──────── Entries supplied

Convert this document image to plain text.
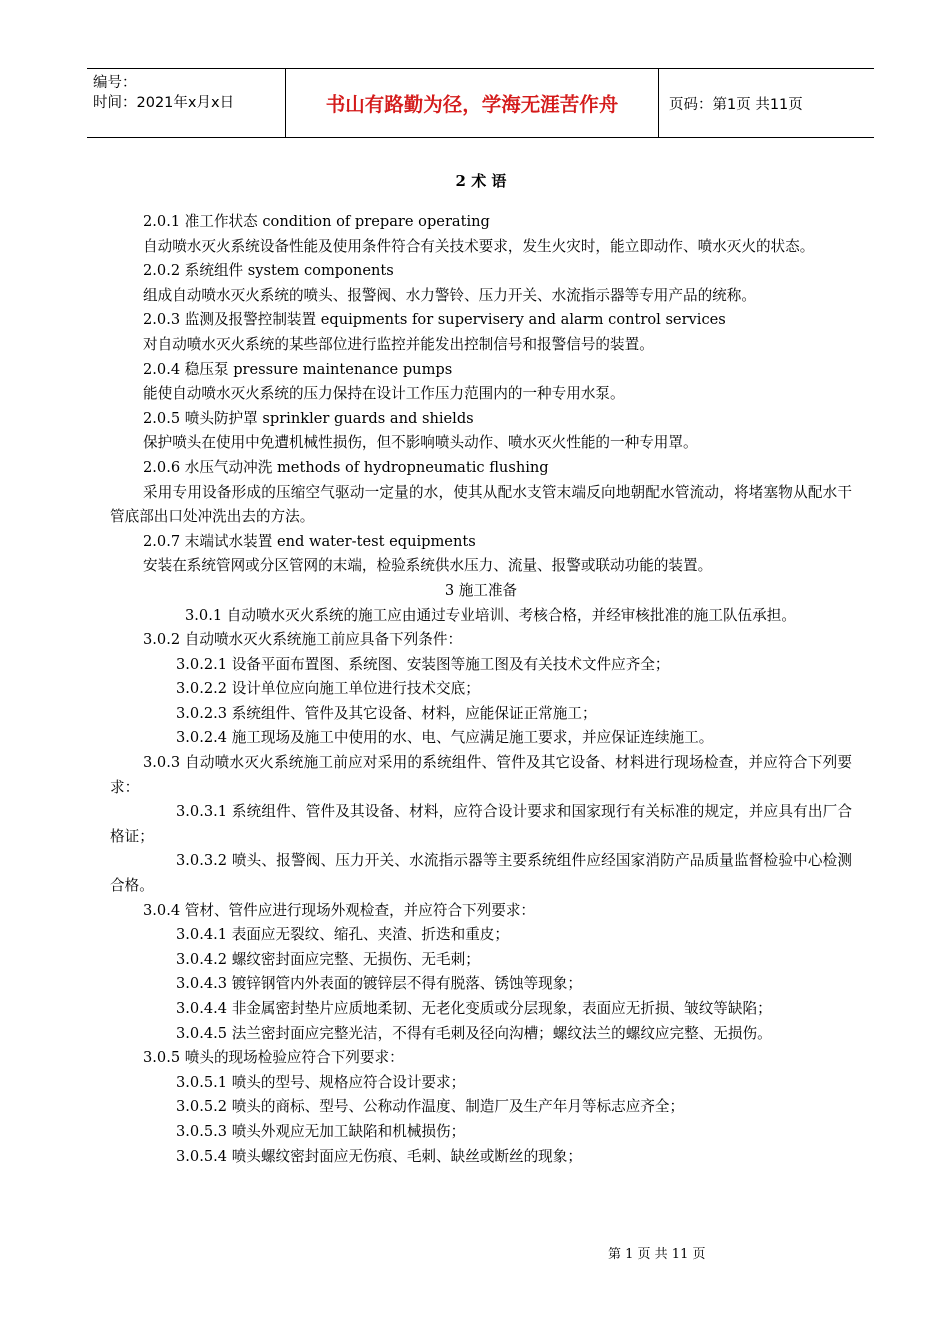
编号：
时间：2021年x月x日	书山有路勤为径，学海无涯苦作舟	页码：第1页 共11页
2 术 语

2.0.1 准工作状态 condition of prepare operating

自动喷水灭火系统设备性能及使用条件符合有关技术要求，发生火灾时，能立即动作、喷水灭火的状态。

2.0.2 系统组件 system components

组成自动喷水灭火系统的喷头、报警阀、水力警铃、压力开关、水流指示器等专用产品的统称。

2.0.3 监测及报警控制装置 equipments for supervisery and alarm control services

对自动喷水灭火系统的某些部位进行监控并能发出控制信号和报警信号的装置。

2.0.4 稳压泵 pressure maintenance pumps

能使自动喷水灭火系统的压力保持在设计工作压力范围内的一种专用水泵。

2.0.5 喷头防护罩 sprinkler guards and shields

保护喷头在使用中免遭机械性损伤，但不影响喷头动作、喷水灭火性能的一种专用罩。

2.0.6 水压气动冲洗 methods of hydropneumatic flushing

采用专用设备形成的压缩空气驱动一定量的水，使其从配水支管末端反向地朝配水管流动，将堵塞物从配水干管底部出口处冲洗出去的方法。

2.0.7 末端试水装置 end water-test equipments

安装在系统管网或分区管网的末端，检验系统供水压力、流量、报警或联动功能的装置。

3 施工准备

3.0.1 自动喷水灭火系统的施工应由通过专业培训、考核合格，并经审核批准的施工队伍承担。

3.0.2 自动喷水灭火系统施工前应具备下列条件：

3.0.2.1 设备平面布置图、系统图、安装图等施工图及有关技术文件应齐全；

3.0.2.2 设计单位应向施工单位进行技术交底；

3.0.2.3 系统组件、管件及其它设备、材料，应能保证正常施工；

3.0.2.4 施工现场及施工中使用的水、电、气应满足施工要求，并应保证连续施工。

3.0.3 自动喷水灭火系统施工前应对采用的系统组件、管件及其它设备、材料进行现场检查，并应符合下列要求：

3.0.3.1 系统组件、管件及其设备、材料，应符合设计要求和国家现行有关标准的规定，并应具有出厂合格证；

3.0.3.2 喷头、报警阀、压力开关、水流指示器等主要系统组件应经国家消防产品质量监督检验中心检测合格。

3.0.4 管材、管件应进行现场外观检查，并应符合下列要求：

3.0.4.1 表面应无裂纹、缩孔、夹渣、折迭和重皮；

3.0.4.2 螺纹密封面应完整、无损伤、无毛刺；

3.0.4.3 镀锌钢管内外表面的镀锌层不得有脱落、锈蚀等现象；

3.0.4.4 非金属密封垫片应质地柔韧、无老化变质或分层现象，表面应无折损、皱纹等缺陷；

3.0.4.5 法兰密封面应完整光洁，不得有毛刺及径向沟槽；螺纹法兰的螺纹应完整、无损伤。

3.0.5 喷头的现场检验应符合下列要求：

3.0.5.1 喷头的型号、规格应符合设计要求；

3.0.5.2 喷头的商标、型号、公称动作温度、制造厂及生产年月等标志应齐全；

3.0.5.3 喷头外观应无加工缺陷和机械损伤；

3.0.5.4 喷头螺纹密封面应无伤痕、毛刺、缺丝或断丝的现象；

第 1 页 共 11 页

────────────────

Written task:
Copy every line above that includes the string "并应符合下列要求".

Answer for the task:
3.0.3 自动喷水灭火系统施工前应对采用的系统组件、管件及其它设备、材料进行现场检查，并应符合下列要求：
3.0.4 管材、管件应进行现场外观检查，并应符合下列要求：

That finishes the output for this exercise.